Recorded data
------------------------------------------------
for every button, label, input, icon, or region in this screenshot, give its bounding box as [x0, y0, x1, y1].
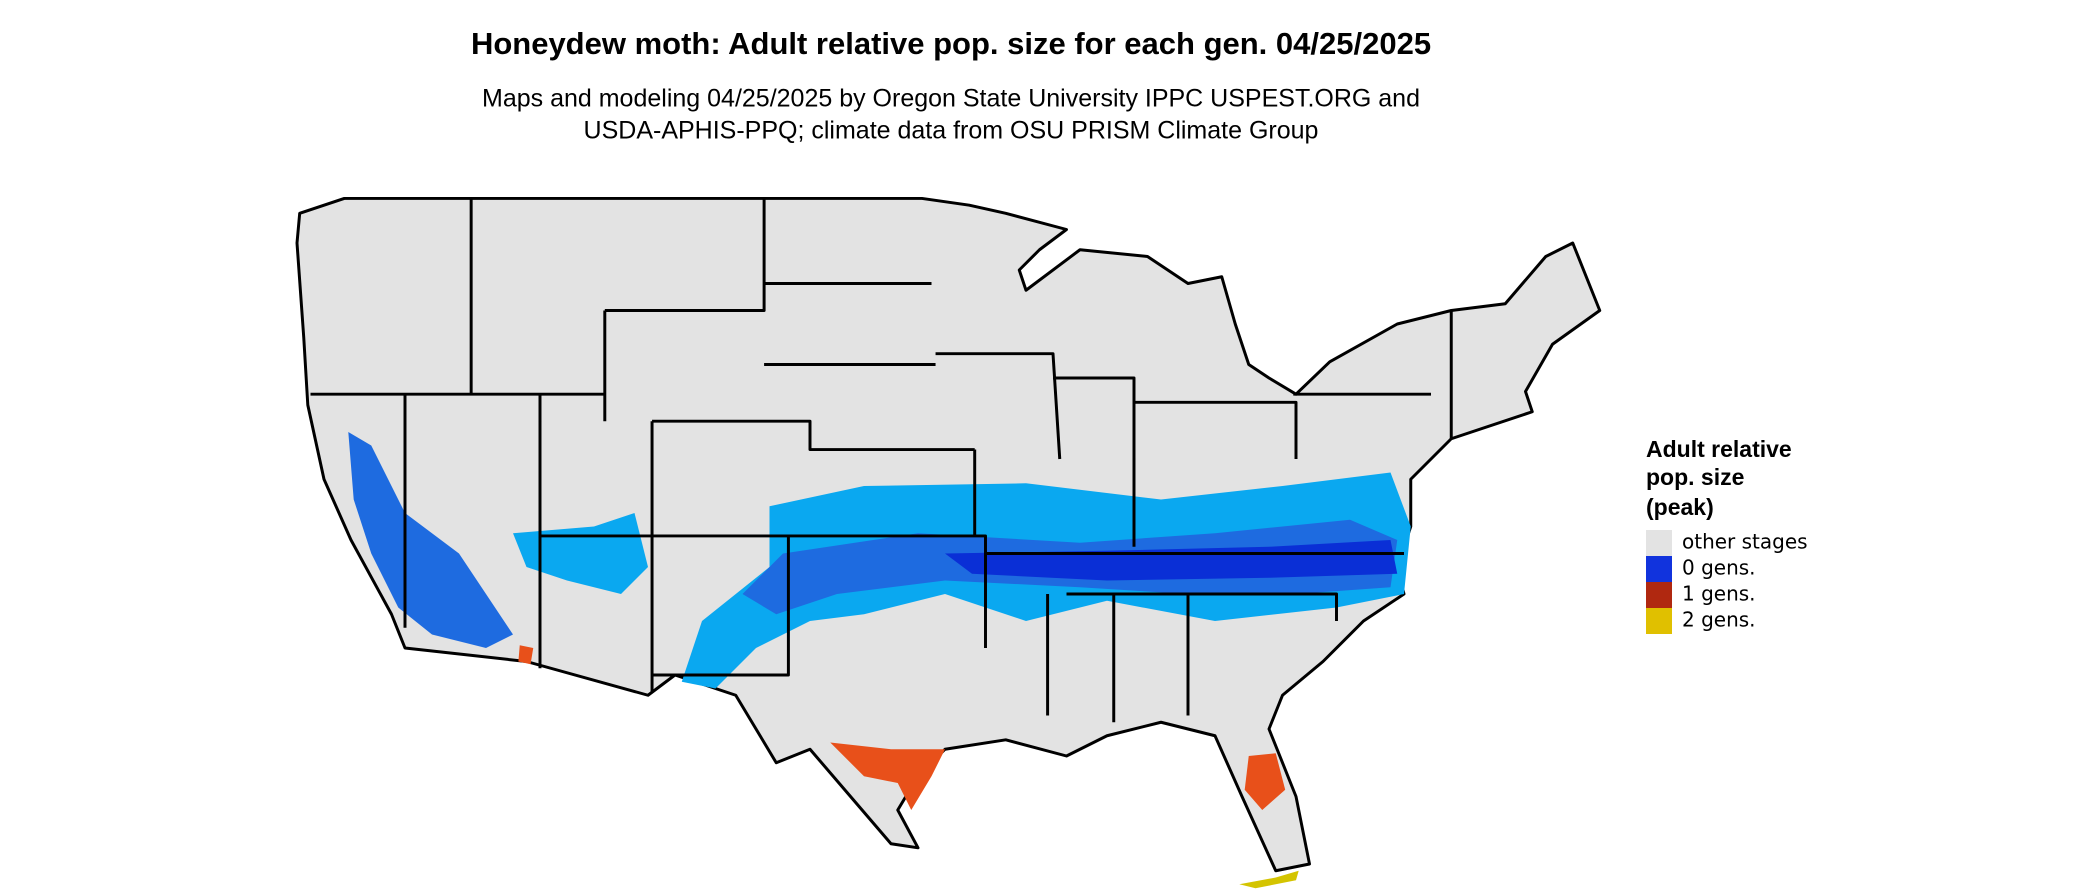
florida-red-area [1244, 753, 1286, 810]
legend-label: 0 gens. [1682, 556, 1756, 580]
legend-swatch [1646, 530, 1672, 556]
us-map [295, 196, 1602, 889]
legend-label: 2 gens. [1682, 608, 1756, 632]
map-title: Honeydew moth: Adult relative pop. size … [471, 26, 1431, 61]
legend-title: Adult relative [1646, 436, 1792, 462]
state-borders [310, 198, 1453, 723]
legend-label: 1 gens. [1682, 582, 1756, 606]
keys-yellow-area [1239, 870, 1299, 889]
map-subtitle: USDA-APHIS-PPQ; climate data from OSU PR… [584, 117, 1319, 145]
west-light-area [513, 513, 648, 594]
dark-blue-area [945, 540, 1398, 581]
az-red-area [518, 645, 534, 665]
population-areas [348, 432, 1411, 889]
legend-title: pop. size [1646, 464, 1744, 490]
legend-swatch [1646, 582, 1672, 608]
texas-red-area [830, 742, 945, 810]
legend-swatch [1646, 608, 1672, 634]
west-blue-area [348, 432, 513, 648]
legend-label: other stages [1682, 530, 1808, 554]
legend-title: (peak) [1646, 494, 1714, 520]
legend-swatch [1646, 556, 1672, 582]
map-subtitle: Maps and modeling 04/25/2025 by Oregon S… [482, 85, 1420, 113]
------------------------------------------------
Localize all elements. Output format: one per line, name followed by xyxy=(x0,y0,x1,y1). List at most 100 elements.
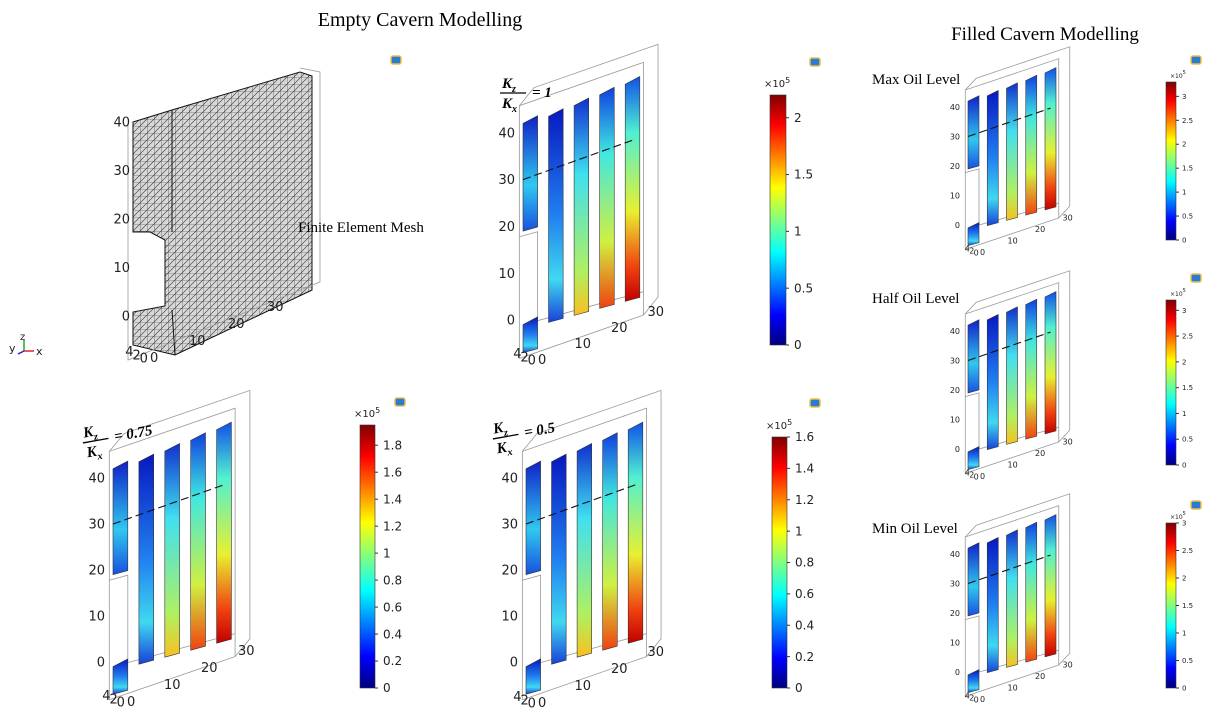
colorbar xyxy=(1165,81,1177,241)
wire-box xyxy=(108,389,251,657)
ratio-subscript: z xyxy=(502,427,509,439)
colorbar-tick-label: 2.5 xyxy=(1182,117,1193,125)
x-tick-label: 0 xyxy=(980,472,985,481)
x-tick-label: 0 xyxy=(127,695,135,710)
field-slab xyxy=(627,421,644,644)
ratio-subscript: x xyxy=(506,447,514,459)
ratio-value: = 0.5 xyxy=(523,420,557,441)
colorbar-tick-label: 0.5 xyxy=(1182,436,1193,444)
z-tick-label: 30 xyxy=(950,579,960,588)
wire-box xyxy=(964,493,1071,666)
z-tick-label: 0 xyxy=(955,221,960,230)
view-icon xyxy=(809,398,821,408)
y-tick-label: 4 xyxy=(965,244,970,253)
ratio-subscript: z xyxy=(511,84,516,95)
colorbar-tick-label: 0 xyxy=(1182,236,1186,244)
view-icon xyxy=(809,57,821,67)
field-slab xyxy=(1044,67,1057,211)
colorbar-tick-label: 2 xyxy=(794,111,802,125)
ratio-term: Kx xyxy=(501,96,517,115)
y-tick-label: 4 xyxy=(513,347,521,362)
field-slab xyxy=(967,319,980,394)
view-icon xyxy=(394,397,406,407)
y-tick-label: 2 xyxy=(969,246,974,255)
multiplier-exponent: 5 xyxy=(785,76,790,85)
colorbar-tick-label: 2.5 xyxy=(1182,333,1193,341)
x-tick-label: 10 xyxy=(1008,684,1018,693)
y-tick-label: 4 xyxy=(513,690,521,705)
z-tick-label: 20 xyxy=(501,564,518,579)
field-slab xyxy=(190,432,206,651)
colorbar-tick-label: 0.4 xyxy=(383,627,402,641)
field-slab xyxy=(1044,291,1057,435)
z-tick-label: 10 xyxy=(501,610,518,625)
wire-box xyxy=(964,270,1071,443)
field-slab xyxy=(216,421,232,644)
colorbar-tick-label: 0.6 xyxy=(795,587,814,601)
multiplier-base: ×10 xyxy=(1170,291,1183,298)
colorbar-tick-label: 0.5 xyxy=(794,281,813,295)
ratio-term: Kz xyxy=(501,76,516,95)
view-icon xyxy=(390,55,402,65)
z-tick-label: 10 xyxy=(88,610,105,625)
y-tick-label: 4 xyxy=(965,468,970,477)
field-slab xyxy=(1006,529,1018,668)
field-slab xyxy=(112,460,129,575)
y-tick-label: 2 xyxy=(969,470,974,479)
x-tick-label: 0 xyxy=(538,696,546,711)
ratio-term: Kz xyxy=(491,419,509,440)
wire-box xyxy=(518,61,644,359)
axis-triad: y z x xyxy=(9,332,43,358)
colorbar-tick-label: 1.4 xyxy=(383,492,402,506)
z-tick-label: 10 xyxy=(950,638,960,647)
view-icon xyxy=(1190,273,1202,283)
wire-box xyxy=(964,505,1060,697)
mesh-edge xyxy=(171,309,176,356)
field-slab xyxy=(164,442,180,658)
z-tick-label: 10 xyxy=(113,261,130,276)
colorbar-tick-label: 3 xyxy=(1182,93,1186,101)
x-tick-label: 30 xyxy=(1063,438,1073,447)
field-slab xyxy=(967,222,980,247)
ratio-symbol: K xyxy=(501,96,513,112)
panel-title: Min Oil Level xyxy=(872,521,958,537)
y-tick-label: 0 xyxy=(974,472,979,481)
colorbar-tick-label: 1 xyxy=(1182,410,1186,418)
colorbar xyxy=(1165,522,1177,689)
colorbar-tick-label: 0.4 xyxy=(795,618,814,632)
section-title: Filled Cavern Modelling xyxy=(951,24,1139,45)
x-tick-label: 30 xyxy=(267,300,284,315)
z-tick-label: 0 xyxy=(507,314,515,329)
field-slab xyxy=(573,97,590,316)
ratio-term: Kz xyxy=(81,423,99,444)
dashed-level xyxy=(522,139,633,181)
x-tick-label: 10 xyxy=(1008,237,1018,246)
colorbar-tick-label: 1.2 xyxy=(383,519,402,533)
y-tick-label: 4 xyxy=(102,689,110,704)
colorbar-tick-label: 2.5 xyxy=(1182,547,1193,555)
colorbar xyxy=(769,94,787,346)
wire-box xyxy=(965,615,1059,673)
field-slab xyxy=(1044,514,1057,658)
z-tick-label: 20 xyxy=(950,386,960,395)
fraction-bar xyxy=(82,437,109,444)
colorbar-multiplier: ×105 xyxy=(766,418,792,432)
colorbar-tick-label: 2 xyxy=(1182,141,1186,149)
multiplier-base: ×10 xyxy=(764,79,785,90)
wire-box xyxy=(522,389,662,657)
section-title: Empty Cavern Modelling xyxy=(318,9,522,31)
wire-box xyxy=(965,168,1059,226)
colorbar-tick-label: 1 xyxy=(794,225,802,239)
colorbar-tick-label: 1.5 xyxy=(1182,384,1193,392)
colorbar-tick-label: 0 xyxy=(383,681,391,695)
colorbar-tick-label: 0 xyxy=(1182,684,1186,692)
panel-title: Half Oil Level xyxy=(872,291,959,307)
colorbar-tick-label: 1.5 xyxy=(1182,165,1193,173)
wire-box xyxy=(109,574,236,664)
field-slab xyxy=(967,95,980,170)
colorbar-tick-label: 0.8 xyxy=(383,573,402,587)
------------------------------------------------
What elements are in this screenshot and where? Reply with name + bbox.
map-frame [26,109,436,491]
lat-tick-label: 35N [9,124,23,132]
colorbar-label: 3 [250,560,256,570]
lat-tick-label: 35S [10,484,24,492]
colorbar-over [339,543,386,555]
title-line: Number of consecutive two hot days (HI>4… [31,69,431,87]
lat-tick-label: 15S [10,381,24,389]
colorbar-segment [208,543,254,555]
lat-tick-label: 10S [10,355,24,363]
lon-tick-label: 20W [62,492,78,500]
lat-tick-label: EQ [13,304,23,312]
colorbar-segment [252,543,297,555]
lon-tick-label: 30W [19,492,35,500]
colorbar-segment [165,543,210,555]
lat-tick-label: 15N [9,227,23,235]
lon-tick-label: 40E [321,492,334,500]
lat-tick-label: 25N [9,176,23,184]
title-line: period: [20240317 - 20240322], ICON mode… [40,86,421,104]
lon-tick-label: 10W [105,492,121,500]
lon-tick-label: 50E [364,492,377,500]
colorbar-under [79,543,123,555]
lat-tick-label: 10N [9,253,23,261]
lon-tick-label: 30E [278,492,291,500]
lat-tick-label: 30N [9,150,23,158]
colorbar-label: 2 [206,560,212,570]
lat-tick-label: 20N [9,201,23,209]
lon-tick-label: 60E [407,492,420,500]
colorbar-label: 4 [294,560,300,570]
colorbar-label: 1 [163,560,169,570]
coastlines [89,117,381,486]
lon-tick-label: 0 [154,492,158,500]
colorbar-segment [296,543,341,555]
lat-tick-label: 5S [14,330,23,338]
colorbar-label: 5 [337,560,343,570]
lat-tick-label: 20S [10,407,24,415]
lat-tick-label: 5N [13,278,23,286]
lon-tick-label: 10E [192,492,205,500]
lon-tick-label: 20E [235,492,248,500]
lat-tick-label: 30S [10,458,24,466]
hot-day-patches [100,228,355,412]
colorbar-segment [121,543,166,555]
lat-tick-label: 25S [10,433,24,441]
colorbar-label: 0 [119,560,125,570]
------------------------------------------------
→ Exercise requirements
Please retype the lines from the line with "colorbar xyxy=(1165,81,1177,241)" up to and including the line with "field-slab xyxy=(216,421,232,644)".

→ Final answer
colorbar xyxy=(1165,81,1177,241)
wire-box xyxy=(108,389,251,657)
ratio-subscript: z xyxy=(502,427,509,439)
colorbar-tick-label: 2.5 xyxy=(1182,117,1193,125)
x-tick-label: 0 xyxy=(980,472,985,481)
x-tick-label: 0 xyxy=(127,695,135,710)
field-slab xyxy=(627,421,644,644)
ratio-subscript: x xyxy=(506,447,514,459)
ratio-value: = 0.5 xyxy=(523,420,557,441)
colorbar-tick-label: 0.5 xyxy=(1182,436,1193,444)
z-tick-label: 30 xyxy=(950,579,960,588)
wire-box xyxy=(964,493,1071,666)
z-tick-label: 0 xyxy=(955,221,960,230)
view-icon xyxy=(809,398,821,408)
y-tick-label: 4 xyxy=(965,244,970,253)
ratio-subscript: z xyxy=(511,84,516,95)
colorbar-tick-label: 0 xyxy=(1182,236,1186,244)
view-icon xyxy=(809,57,821,67)
field-slab xyxy=(1044,67,1057,211)
colorbar-tick-label: 2 xyxy=(794,111,802,125)
ratio-term: Kx xyxy=(501,96,517,115)
y-tick-label: 4 xyxy=(513,347,521,362)
field-slab xyxy=(967,319,980,394)
view-icon xyxy=(394,397,406,407)
y-tick-label: 2 xyxy=(969,246,974,255)
multiplier-exponent: 5 xyxy=(785,76,790,85)
colorbar-tick-label: 2.5 xyxy=(1182,333,1193,341)
x-tick-label: 10 xyxy=(1008,684,1018,693)
y-tick-label: 4 xyxy=(513,690,521,705)
z-tick-label: 20 xyxy=(501,564,518,579)
field-slab xyxy=(190,432,206,651)
colorbar-tick-label: 0.4 xyxy=(383,627,402,641)
field-slab xyxy=(1044,291,1057,435)
z-tick-label: 10 xyxy=(501,610,518,625)
wire-box xyxy=(964,270,1071,443)
field-slab xyxy=(216,421,232,644)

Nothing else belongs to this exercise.